## start Information provided

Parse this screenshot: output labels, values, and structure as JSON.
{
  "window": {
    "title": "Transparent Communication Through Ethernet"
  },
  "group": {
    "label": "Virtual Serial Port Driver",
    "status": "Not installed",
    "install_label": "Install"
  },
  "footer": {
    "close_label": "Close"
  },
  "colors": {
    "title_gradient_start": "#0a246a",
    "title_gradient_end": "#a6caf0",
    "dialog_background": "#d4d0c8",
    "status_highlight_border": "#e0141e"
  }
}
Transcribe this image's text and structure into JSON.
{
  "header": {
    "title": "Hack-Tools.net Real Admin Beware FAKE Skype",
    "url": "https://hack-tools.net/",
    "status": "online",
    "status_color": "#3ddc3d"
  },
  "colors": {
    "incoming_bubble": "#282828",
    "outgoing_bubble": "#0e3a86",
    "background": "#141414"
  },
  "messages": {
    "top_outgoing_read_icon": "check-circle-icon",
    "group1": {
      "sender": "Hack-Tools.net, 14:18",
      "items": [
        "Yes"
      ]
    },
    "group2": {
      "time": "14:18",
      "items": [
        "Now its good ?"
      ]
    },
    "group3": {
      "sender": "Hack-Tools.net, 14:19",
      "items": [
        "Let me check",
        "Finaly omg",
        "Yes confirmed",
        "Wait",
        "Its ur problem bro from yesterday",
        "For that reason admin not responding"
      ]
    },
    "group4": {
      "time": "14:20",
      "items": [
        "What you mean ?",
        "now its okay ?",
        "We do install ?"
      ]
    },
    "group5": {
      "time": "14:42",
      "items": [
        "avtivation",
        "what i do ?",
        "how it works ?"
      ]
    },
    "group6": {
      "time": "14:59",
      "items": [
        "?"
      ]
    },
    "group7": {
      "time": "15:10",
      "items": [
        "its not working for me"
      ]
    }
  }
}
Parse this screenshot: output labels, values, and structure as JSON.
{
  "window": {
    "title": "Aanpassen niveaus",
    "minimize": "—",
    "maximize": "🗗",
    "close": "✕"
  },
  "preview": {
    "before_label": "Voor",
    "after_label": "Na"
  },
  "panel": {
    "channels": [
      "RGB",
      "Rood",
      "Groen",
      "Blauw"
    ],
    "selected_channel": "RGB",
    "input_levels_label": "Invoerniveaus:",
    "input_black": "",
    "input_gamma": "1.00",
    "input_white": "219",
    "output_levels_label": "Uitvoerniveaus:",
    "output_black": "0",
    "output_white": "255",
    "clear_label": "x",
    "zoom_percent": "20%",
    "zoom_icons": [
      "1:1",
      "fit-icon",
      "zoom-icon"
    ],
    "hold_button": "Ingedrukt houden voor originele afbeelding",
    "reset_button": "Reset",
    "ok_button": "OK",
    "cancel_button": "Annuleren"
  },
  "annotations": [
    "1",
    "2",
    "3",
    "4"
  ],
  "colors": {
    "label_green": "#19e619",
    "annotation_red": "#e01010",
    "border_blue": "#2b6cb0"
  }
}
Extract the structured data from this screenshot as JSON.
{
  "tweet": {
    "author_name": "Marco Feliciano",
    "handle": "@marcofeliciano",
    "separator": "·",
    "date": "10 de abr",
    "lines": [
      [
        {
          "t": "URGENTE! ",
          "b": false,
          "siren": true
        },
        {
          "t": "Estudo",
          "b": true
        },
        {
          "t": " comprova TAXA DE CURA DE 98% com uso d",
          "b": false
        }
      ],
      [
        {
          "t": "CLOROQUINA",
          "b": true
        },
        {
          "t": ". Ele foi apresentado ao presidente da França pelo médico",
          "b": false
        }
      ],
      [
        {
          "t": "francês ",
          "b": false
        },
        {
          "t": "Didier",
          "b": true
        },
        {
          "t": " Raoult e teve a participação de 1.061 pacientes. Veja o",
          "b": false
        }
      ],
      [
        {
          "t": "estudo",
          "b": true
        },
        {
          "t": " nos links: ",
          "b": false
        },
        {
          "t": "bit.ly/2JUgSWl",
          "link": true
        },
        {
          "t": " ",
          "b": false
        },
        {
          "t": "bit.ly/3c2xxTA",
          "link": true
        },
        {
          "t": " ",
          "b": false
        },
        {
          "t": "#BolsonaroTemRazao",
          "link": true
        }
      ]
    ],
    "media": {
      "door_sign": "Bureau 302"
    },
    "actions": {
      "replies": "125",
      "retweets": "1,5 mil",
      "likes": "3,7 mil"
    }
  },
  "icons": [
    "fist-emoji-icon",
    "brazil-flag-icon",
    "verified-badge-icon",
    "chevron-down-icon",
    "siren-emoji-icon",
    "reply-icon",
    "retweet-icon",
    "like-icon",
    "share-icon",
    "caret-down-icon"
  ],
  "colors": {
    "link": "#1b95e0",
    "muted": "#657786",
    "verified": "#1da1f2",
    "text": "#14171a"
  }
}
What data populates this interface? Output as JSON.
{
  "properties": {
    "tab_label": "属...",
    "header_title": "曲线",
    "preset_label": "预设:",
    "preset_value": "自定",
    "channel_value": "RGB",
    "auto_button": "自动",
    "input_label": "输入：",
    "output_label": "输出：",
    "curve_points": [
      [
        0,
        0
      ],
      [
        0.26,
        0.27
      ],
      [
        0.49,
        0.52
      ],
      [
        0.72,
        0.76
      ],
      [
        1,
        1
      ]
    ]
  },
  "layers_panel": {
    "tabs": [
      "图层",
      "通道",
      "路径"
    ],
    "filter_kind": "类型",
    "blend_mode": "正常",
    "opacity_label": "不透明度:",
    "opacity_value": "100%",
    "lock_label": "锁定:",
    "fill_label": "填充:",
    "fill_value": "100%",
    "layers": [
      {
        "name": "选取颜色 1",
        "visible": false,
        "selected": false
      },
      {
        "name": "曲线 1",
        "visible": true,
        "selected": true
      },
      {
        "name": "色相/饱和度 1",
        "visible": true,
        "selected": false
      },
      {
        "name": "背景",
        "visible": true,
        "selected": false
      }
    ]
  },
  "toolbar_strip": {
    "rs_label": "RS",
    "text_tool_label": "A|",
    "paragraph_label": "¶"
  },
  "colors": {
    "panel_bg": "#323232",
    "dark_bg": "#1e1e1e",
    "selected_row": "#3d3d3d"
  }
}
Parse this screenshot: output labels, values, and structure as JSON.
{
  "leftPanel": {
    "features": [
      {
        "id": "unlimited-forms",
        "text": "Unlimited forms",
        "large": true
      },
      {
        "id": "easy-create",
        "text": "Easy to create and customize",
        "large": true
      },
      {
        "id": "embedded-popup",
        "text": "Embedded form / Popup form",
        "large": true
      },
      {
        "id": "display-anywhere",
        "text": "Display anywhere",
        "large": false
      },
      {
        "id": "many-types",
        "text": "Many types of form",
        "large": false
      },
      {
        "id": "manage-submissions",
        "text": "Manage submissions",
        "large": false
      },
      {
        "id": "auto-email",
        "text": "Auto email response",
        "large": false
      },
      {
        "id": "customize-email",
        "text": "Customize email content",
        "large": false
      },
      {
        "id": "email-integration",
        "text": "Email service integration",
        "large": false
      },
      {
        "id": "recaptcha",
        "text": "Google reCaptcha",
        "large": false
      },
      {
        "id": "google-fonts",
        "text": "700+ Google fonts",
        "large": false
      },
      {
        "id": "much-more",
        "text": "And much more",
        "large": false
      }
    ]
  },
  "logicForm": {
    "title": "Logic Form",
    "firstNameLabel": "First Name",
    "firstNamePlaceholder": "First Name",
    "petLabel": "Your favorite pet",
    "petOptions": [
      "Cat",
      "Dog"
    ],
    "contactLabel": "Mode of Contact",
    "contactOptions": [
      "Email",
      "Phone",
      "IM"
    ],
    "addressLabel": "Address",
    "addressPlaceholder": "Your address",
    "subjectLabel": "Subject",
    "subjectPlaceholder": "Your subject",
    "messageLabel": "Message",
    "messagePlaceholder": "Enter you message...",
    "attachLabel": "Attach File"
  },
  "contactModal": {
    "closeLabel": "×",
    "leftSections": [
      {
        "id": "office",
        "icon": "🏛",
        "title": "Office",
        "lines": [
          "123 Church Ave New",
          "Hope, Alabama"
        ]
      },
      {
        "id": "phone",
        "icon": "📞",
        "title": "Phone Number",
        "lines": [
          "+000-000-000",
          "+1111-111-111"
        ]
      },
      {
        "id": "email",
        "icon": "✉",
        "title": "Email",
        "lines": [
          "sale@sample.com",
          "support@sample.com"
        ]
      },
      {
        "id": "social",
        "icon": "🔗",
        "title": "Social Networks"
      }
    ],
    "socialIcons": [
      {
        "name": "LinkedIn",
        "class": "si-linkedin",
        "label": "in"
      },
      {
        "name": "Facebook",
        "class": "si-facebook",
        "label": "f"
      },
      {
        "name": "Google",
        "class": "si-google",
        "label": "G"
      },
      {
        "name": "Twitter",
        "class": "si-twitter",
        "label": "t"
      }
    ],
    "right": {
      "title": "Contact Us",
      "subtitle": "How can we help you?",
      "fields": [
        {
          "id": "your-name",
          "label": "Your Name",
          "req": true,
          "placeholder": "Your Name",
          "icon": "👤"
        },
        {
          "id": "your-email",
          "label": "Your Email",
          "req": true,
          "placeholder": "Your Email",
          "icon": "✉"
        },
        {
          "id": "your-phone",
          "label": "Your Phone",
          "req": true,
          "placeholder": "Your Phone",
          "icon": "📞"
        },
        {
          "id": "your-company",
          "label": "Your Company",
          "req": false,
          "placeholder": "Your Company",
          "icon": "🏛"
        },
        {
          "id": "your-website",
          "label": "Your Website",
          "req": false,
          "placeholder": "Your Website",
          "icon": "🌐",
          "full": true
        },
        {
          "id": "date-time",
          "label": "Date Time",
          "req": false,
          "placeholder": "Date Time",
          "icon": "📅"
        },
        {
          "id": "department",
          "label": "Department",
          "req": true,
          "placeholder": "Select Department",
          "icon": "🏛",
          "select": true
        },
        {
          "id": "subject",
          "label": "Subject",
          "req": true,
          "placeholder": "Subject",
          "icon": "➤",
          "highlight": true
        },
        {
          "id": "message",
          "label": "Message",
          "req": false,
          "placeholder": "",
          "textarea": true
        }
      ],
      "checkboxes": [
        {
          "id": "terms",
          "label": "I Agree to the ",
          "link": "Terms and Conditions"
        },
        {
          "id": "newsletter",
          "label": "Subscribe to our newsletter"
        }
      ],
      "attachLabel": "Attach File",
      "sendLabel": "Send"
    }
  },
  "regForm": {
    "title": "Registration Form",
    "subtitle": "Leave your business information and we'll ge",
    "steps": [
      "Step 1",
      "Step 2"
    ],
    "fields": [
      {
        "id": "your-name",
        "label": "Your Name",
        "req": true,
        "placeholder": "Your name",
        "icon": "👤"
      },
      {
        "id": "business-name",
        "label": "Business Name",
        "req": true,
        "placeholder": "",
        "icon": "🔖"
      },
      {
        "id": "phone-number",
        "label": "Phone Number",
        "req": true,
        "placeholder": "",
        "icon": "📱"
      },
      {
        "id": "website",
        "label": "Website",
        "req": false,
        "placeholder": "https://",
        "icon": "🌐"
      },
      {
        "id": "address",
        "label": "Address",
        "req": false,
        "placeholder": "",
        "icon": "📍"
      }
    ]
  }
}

## end Information provided

# [Short problem]
Copy all lines above containing the string "newsletter".

# [Response]
          "id": "newsletter",
          "label": "Subscribe to our newsletter"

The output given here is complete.